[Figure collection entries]
....

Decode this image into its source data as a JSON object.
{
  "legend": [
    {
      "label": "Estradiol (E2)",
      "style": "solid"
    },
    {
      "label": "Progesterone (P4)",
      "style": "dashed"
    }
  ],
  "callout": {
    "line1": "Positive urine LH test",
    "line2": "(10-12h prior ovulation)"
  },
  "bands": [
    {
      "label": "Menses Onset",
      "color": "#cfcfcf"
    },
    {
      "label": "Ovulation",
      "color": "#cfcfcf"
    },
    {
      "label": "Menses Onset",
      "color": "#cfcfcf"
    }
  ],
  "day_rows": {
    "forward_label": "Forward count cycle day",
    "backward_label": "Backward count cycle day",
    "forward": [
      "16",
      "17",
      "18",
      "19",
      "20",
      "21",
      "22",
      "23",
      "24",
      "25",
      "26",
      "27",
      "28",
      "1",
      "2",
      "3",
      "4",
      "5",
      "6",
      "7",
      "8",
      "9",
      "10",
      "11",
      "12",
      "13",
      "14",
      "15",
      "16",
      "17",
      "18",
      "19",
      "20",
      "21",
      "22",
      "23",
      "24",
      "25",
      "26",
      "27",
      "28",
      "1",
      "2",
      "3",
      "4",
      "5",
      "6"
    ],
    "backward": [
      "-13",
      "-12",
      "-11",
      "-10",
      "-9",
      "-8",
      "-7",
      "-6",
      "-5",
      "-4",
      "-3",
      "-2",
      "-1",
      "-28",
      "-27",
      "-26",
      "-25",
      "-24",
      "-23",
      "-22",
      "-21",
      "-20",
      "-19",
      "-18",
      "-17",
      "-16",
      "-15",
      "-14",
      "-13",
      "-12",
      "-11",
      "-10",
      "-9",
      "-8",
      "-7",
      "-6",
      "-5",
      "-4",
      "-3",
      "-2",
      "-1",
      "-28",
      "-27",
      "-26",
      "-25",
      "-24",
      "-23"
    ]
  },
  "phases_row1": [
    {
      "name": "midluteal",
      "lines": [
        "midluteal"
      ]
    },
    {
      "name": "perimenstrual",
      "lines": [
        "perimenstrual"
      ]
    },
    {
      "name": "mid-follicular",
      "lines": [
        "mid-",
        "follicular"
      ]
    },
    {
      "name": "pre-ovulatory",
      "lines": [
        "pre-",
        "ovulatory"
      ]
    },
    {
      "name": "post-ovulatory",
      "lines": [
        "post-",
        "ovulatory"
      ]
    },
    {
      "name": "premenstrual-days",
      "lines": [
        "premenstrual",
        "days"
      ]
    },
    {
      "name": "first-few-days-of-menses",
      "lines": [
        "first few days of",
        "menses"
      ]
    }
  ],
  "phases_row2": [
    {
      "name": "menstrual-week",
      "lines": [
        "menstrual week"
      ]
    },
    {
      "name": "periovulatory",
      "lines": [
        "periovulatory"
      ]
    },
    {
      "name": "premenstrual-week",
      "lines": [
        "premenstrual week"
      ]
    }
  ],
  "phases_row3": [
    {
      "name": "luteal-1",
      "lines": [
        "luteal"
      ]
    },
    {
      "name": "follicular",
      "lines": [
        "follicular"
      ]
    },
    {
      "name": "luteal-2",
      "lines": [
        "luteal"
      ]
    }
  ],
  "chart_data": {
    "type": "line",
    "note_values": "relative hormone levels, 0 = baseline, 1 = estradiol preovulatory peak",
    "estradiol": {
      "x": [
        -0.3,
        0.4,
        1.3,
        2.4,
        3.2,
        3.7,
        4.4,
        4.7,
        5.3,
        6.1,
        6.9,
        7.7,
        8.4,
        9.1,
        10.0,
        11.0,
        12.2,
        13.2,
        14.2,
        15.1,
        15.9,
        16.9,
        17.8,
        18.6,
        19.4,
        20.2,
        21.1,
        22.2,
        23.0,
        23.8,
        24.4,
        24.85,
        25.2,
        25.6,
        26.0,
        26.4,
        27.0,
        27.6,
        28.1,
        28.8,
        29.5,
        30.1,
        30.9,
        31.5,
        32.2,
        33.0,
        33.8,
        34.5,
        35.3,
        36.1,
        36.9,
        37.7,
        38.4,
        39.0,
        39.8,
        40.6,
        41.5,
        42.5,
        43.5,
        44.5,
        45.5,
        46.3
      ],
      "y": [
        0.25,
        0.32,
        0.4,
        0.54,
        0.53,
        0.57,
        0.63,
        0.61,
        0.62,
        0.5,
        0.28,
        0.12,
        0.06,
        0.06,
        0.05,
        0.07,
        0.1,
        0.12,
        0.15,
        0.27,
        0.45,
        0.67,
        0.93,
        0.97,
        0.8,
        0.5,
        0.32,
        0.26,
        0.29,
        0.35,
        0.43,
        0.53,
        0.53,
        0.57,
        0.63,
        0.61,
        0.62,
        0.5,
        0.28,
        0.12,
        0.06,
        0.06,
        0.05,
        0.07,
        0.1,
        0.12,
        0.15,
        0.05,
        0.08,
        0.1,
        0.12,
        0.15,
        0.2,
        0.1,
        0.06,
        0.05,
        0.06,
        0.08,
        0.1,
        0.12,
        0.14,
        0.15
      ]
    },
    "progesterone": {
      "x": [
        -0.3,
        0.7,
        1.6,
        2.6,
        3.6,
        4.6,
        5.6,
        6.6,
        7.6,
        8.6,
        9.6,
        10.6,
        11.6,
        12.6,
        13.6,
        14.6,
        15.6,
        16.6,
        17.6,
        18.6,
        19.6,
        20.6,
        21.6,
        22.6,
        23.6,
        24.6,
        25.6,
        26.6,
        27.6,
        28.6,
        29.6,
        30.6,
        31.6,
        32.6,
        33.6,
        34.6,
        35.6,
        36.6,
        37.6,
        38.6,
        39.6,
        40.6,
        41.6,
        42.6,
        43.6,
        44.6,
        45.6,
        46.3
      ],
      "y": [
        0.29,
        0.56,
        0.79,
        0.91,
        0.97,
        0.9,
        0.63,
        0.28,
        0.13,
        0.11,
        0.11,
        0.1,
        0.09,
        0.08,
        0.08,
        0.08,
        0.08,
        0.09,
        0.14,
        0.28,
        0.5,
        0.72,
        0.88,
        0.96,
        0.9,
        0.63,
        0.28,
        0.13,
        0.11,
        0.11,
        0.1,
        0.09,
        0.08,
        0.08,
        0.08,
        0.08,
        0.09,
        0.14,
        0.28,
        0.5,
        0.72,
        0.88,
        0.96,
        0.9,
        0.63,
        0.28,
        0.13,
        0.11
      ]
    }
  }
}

....

*Goal*.
Exactly as they are written, print the entries again.

*Reply to the task*.
Decode this image into its source data as a JSON object.
{
  "legend": [
    {
      "label": "Estradiol (E2)",
      "style": "solid"
    },
    {
      "label": "Progesterone (P4)",
      "style": "dashed"
    }
  ],
  "callout": {
    "line1": "Positive urine LH test",
    "line2": "(10-12h prior ovulation)"
  },
  "bands": [
    {
      "label": "Menses Onset",
      "color": "#cfcfcf"
    },
    {
      "label": "Ovulation",
      "color": "#cfcfcf"
    },
    {
      "label": "Menses Onset",
      "color": "#cfcfcf"
    }
  ],
  "day_rows": {
    "forward_label": "Forward count cycle day",
    "backward_label": "Backward count cycle day",
    "forward": [
      "16",
      "17",
      "18",
      "19",
      "20",
      "21",
      "22",
      "23",
      "24",
      "25",
      "26",
      "27",
      "28",
      "1",
      "2",
      "3",
      "4",
      "5",
      "6",
      "7",
      "8",
      "9",
      "10",
      "11",
      "12",
      "13",
      "14",
      "15",
      "16",
      "17",
      "18",
      "19",
      "20",
      "21",
      "22",
      "23",
      "24",
      "25",
      "26",
      "27",
      "28",
      "1",
      "2",
      "3",
      "4",
      "5",
      "6"
    ],
    "backward": [
      "-13",
      "-12",
      "-11",
      "-10",
      "-9",
      "-8",
      "-7",
      "-6",
      "-5",
      "-4",
      "-3",
      "-2",
      "-1",
      "-28",
      "-27",
      "-26",
      "-25",
      "-24",
      "-23",
      "-22",
      "-21",
      "-20",
      "-19",
      "-18",
      "-17",
      "-16",
      "-15",
      "-14",
      "-13",
      "-12",
      "-11",
      "-10",
      "-9",
      "-8",
      "-7",
      "-6",
      "-5",
      "-4",
      "-3",
      "-2",
      "-1",
      "-28",
      "-27",
      "-26",
      "-25",
      "-24",
      "-23"
    ]
  },
  "phases_row1": [
    {
      "name": "midluteal",
      "lines": [
        "midluteal"
      ]
    },
    {
      "name": "perimenstrual",
      "lines": [
        "perimenstrual"
      ]
    },
    {
      "name": "mid-follicular",
      "lines": [
        "mid-",
        "follicular"
      ]
    },
    {
      "name": "pre-ovulatory",
      "lines": [
        "pre-",
        "ovulatory"
      ]
    },
    {
      "name": "post-ovulatory",
      "lines": [
        "post-",
        "ovulatory"
      ]
    },
    {
      "name": "premenstrual-days",
      "lines": [
        "premenstrual",
        "days"
      ]
    },
    {
      "name": "first-few-days-of-menses",
      "lines": [
        "first few days of",
        "menses"
      ]
    }
  ],
  "phases_row2": [
    {
      "name": "menstrual-week",
      "lines": [
        "menstrual week"
      ]
    },
    {
      "name": "periovulatory",
      "lines": [
        "periovulatory"
      ]
    },
    {
      "name": "premenstrual-week",
      "lines": [
        "premenstrual week"
      ]
    }
  ],
  "phases_row3": [
    {
      "name": "luteal-1",
      "lines": [
        "luteal"
      ]
    },
    {
      "name": "follicular",
      "lines": [
        "follicular"
      ]
    },
    {
      "name": "luteal-2",
      "lines": [
        "luteal"
      ]
    }
  ],
  "chart_data": {
    "type": "line",
    "note_values": "relative hormone levels, 0 = baseline, 1 = estradiol preovulatory peak",
    "estradiol": {
      "x": [
        -0.3,
        0.4,
        1.3,
        2.4,
        3.2,
        3.7,
        4.4,
        4.7,
        5.3,
        6.1,
        6.9,
        7.7,
        8.4,
        9.1,
        10.0,
        11.0,
        12.2,
        13.2,
        14.2,
        15.1,
        15.9,
        16.9,
        17.8,
        18.6,
        19.4,
        20.2,
        21.1,
        22.2,
        23.0,
        23.8,
        24.4,
        24.85,
        25.2,
        25.6,
        26.0,
        26.4,
        27.0,
        27.6,
        28.1,
        28.8,
        29.5,
        30.1,
        30.9,
        31.5,
        32.2,
        33.0,
        33.8,
        34.5,
        35.3,
        36.1,
        36.9,
        37.7,
        38.4,
        39.0,
        39.8,
        40.6,
        41.5,
        42.5,
        43.5,
        44.5,
        45.5,
        46.3
      ],
      "y": [
        0.25,
        0.32,
        0.4,
        0.54,
        0.53,
        0.57,
        0.63,
        0.61,
        0.62,
        0.5,
        0.28,
        0.12,
        0.06,
        0.06,
        0.05,
        0.07,
        0.1,
        0.12,
        0.15,
        0.27,
        0.45,
        0.67,
        0.93,
        0.97,
        0.8,
        0.5,
        0.32,
        0.26,
        0.29,
        0.35,
        0.43,
        0.53,
        0.53,
        0.57,
        0.63,
        0.61,
        0.62,
        0.5,
        0.28,
        0.12,
        0.06,
        0.06,
        0.05,
        0.07,
        0.1,
        0.12,
        0.15,
        0.05,
        0.08,
        0.1,
        0.12,
        0.15,
        0.2,
        0.1,
        0.06,
        0.05,
        0.06,
        0.08,
        0.1,
        0.12,
        0.14,
        0.15
      ]
    },
    "progesterone": {
      "x": [
        -0.3,
        0.7,
        1.6,
        2.6,
        3.6,
        4.6,
        5.6,
        6.6,
        7.6,
        8.6,
        9.6,
        10.6,
        11.6,
        12.6,
        13.6,
        14.6,
        15.6,
        16.6,
        17.6,
        18.6,
        19.6,
        20.6,
        21.6,
        22.6,
        23.6,
        24.6,
        25.6,
        26.6,
        27.6,
        28.6,
        29.6,
        30.6,
        31.6,
        32.6,
        33.6,
        34.6,
        35.6,
        36.6,
        37.6,
        38.6,
        39.6,
        40.6,
        41.6,
        42.6,
        43.6,
        44.6,
        45.6,
        46.3
      ],
      "y": [
        0.29,
        0.56,
        0.79,
        0.91,
        0.97,
        0.9,
        0.63,
        0.28,
        0.13,
        0.11,
        0.11,
        0.1,
        0.09,
        0.08,
        0.08,
        0.08,
        0.08,
        0.09,
        0.14,
        0.28,
        0.5,
        0.72,
        0.88,
        0.96,
        0.9,
        0.63,
        0.28,
        0.13,
        0.11,
        0.11,
        0.1,
        0.09,
        0.08,
        0.08,
        0.08,
        0.08,
        0.09,
        0.14,
        0.28,
        0.5,
        0.72,
        0.88,
        0.96,
        0.9,
        0.63,
        0.28,
        0.13,
        0.11
      ]
    }
  }
}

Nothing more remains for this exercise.